**Supplied records:**

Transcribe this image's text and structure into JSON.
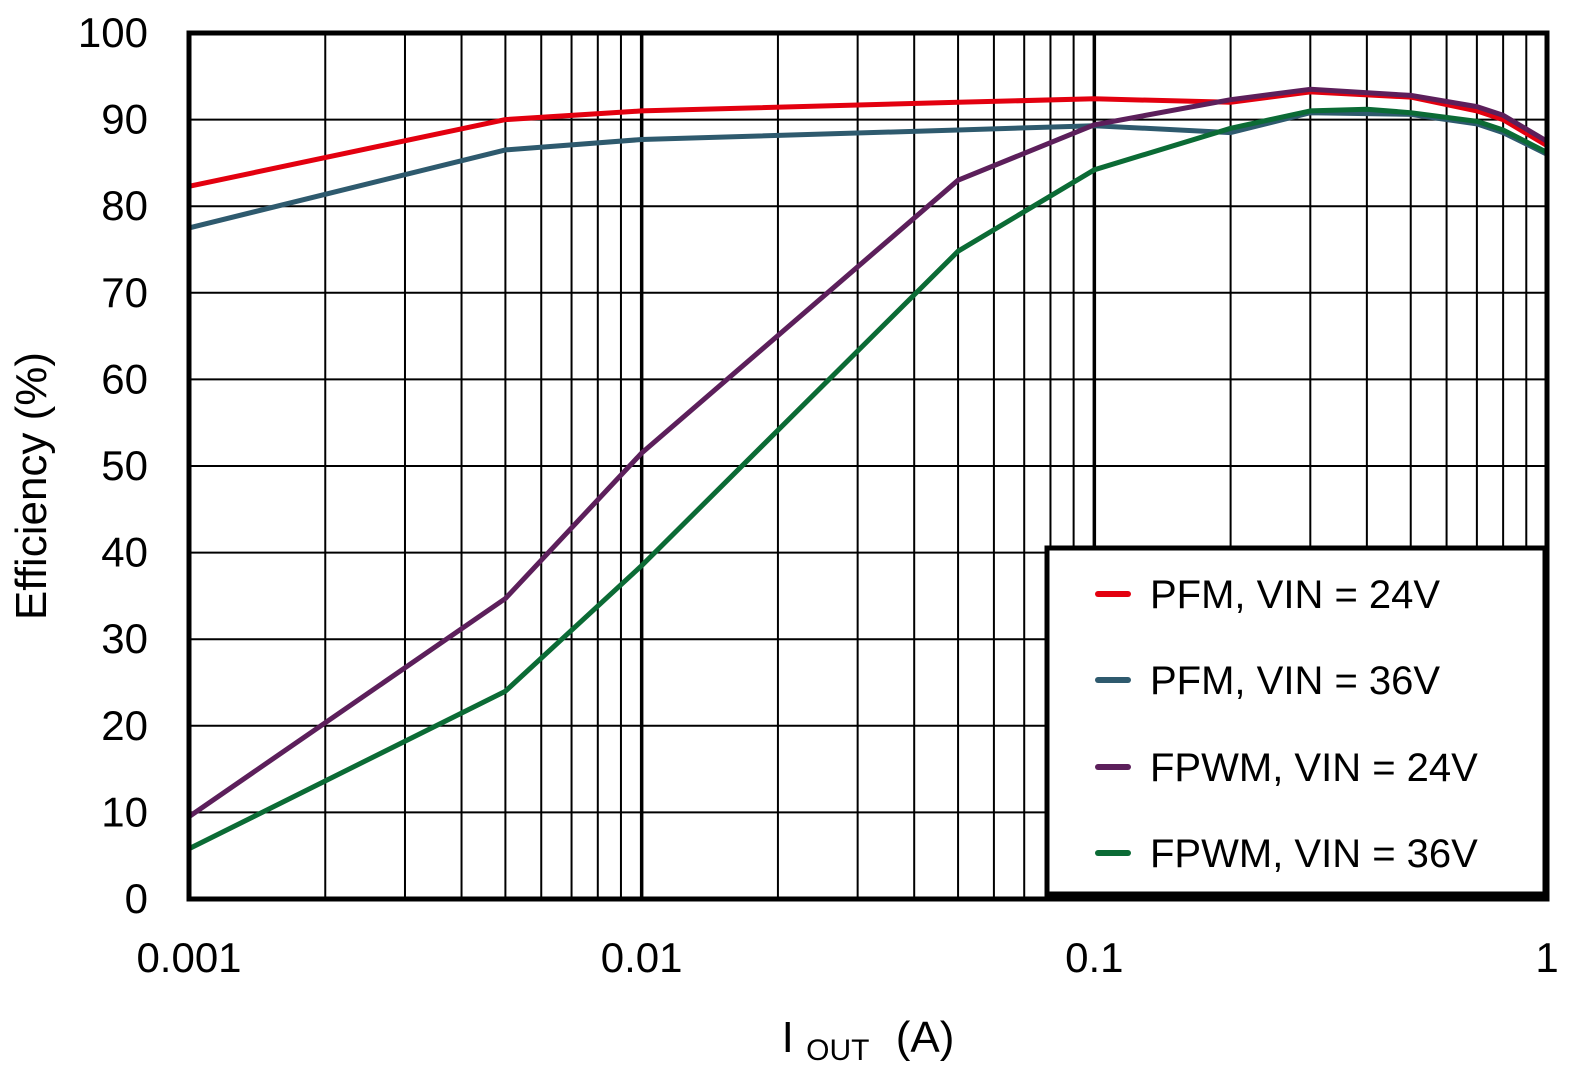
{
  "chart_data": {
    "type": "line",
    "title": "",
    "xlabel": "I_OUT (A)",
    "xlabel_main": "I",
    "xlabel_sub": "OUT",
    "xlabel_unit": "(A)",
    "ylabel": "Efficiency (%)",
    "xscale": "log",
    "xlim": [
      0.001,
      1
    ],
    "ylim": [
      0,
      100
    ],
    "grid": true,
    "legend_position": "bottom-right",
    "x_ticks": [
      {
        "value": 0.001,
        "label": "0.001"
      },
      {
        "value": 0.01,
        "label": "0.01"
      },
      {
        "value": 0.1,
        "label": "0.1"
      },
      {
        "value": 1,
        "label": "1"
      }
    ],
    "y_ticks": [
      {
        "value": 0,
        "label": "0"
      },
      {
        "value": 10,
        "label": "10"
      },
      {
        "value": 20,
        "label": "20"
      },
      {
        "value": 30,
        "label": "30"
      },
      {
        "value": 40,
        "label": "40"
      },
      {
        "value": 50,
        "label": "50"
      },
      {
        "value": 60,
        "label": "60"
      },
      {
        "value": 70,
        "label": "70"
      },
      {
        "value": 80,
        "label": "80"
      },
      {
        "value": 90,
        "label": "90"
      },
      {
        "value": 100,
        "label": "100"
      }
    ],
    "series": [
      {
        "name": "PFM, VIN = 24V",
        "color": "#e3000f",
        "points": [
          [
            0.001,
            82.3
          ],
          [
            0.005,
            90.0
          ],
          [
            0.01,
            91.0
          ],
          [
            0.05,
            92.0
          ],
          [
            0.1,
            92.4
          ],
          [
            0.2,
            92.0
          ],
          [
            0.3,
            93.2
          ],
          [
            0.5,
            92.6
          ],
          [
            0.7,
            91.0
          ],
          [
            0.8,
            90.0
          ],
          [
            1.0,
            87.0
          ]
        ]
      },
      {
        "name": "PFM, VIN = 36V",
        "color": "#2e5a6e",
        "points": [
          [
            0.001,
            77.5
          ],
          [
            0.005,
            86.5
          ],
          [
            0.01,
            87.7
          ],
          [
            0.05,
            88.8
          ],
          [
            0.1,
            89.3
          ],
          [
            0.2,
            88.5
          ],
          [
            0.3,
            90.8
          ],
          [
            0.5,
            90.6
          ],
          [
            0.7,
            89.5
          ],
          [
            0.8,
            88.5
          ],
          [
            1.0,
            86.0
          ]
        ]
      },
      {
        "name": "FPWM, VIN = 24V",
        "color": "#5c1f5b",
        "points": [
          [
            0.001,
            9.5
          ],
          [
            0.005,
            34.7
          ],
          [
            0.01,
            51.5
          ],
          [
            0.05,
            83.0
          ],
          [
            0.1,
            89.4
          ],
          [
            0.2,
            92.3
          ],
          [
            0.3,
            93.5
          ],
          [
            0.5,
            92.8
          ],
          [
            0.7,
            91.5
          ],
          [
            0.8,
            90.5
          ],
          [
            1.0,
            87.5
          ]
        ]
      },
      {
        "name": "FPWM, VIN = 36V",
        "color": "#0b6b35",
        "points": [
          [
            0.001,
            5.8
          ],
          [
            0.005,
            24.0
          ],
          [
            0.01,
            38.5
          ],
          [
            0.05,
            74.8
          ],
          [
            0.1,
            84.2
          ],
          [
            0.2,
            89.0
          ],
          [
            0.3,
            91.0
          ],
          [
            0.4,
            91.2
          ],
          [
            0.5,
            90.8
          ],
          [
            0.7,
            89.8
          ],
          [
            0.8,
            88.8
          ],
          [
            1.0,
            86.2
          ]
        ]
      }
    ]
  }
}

**Short task:**
Only the number is wanted: how many lines of the material above include the word "name"?

**Output of the exercise:**
4